# EXTRACTED DATA start
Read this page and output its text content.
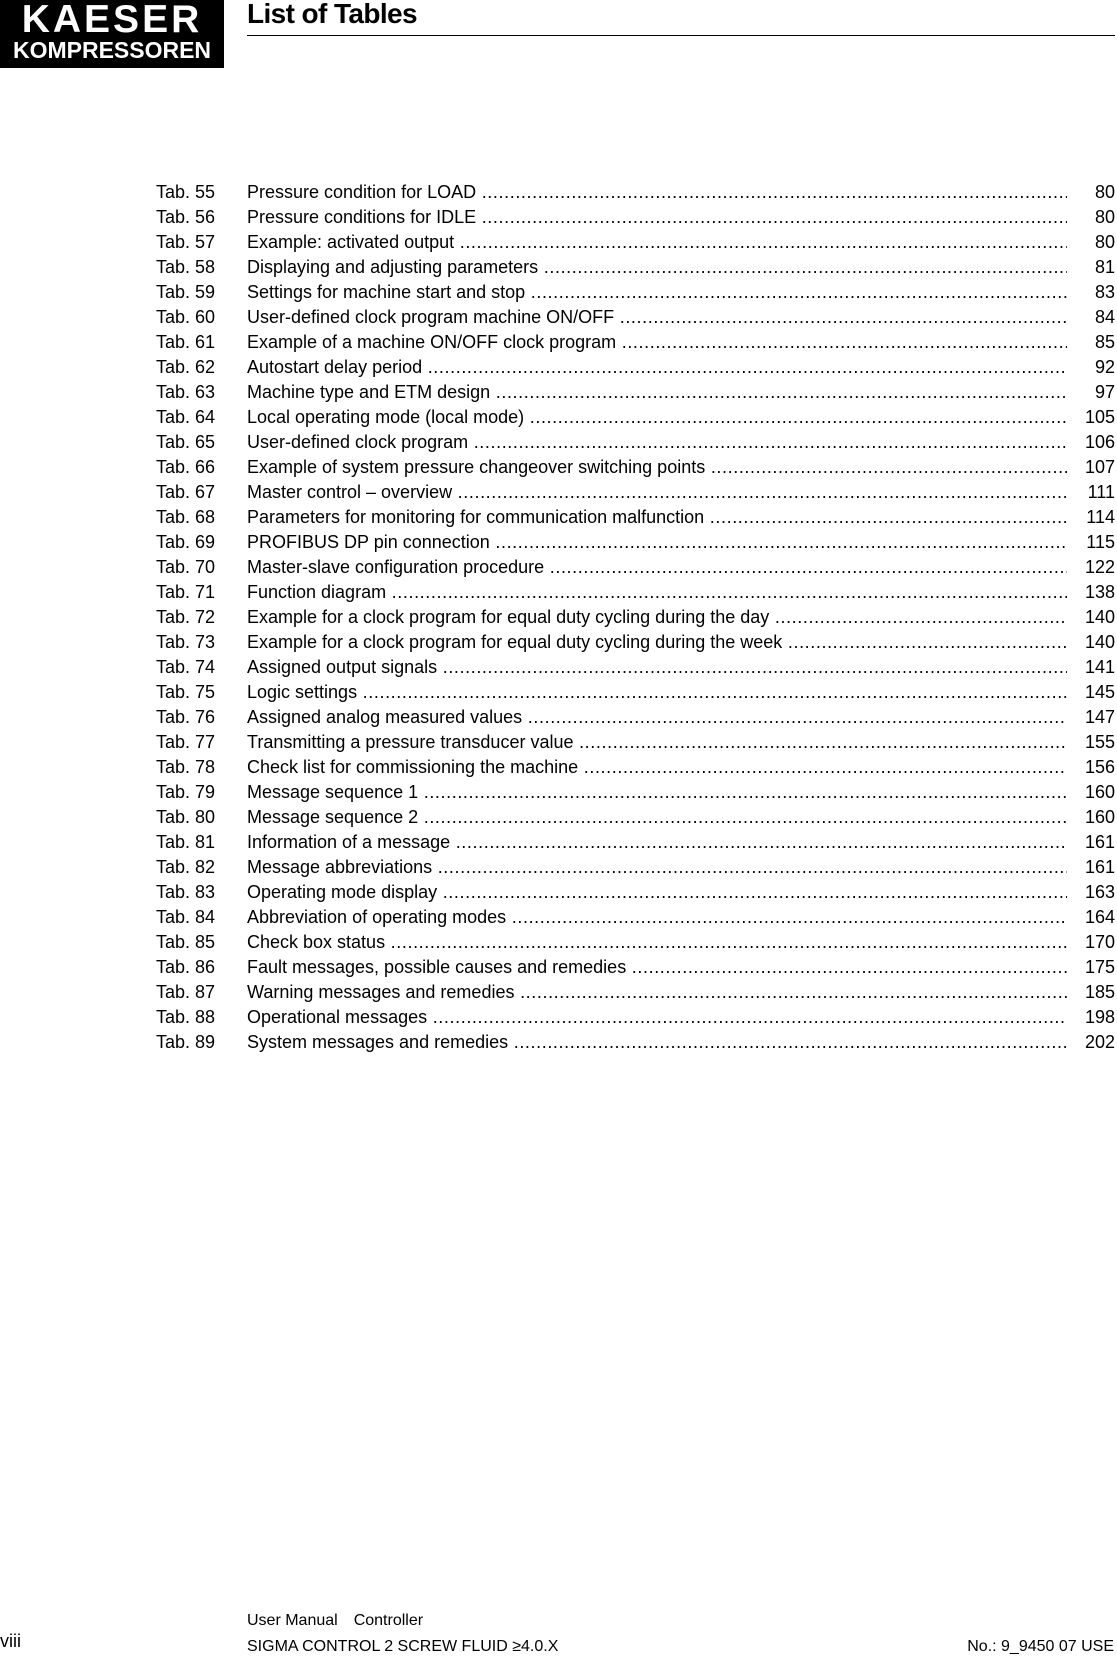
KAESER
KOMPRESSOREN
List of Tables
Tab. 55	Pressure condition for LOAD .....	80
Tab. 56	Pressure conditions for IDLE .....	80
Tab. 57	Example: activated output .....	80
Tab. 58	Displaying and adjusting parameters .....	81
Tab. 59	Settings for machine start and stop .....	83
Tab. 60	User-defined clock program machine ON/OFF .....	84
Tab. 61	Example of a machine ON/OFF clock program .....	85
Tab. 62	Autostart delay period .....	92
Tab. 63	Machine type and ETM design .....	97
Tab. 64	Local operating mode (local mode) .....	105
Tab. 65	User-defined clock program .....	106
Tab. 66	Example of system pressure changeover switching points .....	107
Tab. 67	Master control – overview .....	111
Tab. 68	Parameters for monitoring for communication malfunction .....	114
Tab. 69	PROFIBUS DP pin connection .....	115
Tab. 70	Master-slave configuration procedure .....	122
Tab. 71	Function diagram .....	138
Tab. 72	Example for a clock program for equal duty cycling during the day .....	140
Tab. 73	Example for a clock program for equal duty cycling during the week .....	140
Tab. 74	Assigned output signals .....	141
Tab. 75	Logic settings .....	145
Tab. 76	Assigned analog measured values .....	147
Tab. 77	Transmitting a pressure transducer value .....	155
Tab. 78	Check list for commissioning the machine .....	156
Tab. 79	Message sequence 1 .....	160
Tab. 80	Message sequence 2 .....	160
Tab. 81	Information of a message .....	161
Tab. 82	Message abbreviations .....	161
Tab. 83	Operating mode display .....	163
Tab. 84	Abbreviation of operating modes .....	164
Tab. 85	Check box status .....	170
Tab. 86	Fault messages, possible causes and remedies .....	175
Tab. 87	Warning messages and remedies .....	185
Tab. 88	Operational messages .....	198
Tab. 89	System messages and remedies .....	202
viii
User Manual Controller
SIGMA CONTROL 2 SCREW FLUID ≥4.0.X	No.: 9_9450 07 USE
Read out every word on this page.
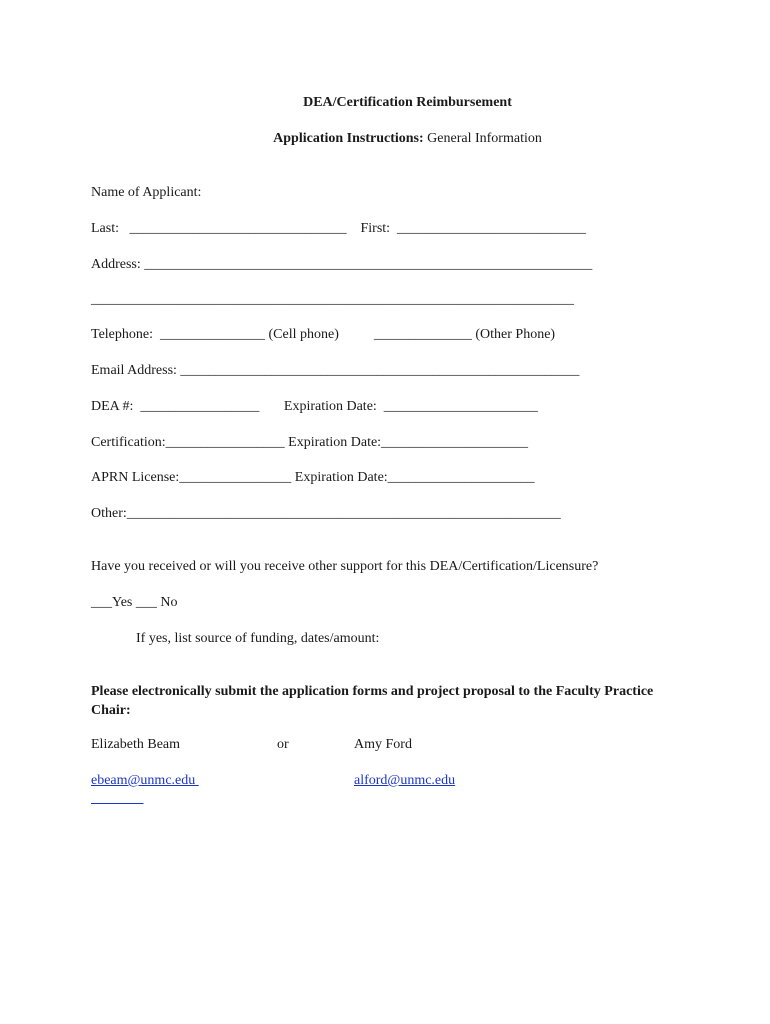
DEA/Certification Reimbursement
Application Instructions: General Information
Name of Applicant:
Last:   _______________________________    First:  ___________________________
Address: ________________________________________________________________
_____________________________________________________________________
Telephone:  _______________ (Cell phone)          ______________ (Other Phone)
Email Address: _________________________________________________________
DEA #:  _________________       Expiration Date:  ______________________
Certification:_________________ Expiration Date:_____________________
APRN License:________________ Expiration Date:_____________________
Other:______________________________________________________________
Have you received or will you receive other support for this DEA/Certification/Licensure?
___Yes ___ No
If yes, list source of funding, dates/amount:
Please electronically submit the application forms and project proposal to the Faculty Practice
Chair:
Elizabeth Beam	or	Amy Ford
ebeam@unmc.edu
	alford@unmc.edu
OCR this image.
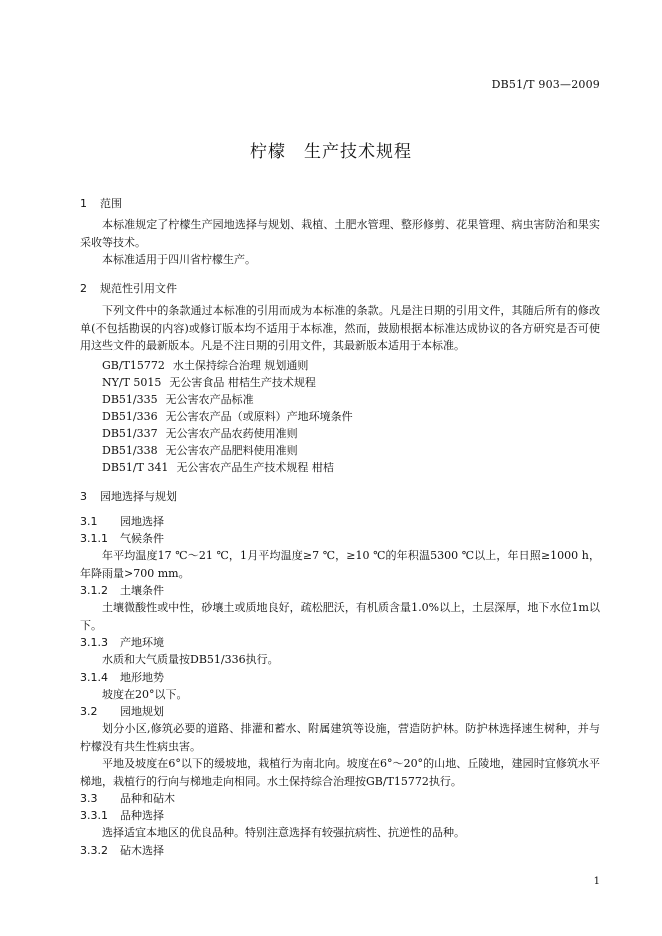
DB51/T 903—2009
柠檬　生产技术规程
1 范围

本标准规定了柠檬生产园地选择与规划、栽植、土肥水管理、整形修剪、花果管理、病虫害防治和果实采收等技术。

本标准适用于四川省柠檬生产。

2 规范性引用文件

下列文件中的条款通过本标准的引用而成为本标准的条款。凡是注日期的引用文件，其随后所有的修改单(不包括勘误的内容)或修订版本均不适用于本标准，然而，鼓励根据本标准达成协议的各方研究是否可使用这些文件的最新版本。凡是不注日期的引用文件，其最新版本适用于本标准。

GB/T15772 水土保持综合治理 规划通则
NY/T 5015 无公害食品 柑桔生产技术规程
DB51/335 无公害农产品标准
DB51/336 无公害农产品（或原料）产地环境条件
DB51/337 无公害农产品农药使用准则
DB51/338 无公害农产品肥料使用准则
DB51/T 341 无公害农产品生产技术规程 柑桔
3 园地选择与规划
3.1 园地选择
3.1.1 气候条件

年平均温度17 ℃～21 ℃，1月平均温度≥7 ℃，≥10 ℃的年积温5300 ℃以上，年日照≥1000 h，年降雨量>700 mm。

3.1.2 土壤条件

土壤微酸性或中性，砂壤土或质地良好，疏松肥沃，有机质含量1.0%以上，土层深厚，地下水位1m以下。

3.1.3 产地环境

水质和大气质量按DB51/336执行。

3.1.4 地形地势

坡度在20°以下。

3.2 园地规划

划分小区,修筑必要的道路、排灌和蓄水、附属建筑等设施，营造防护林。防护林选择速生树种，并与柠檬没有共生性病虫害。

平地及坡度在6°以下的缓坡地，栽植行为南北向。坡度在6°～20°的山地、丘陵地，建园时宜修筑水平梯地，栽植行的行向与梯地走向相同。水土保持综合治理按GB/T15772执行。

3.3 品种和砧木
3.3.1 品种选择

选择适宜本地区的优良品种。特别注意选择有较强抗病性、抗逆性的品种。

3.3.2 砧木选择
1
# EXTRACTED DATA end
GOAL OF THE EXERCISE: Check each line above for the word "page", and copy the lines where it appears.

RESULT FOR THIS TASK:
Read this page and output its text content.
Read out every word on this page.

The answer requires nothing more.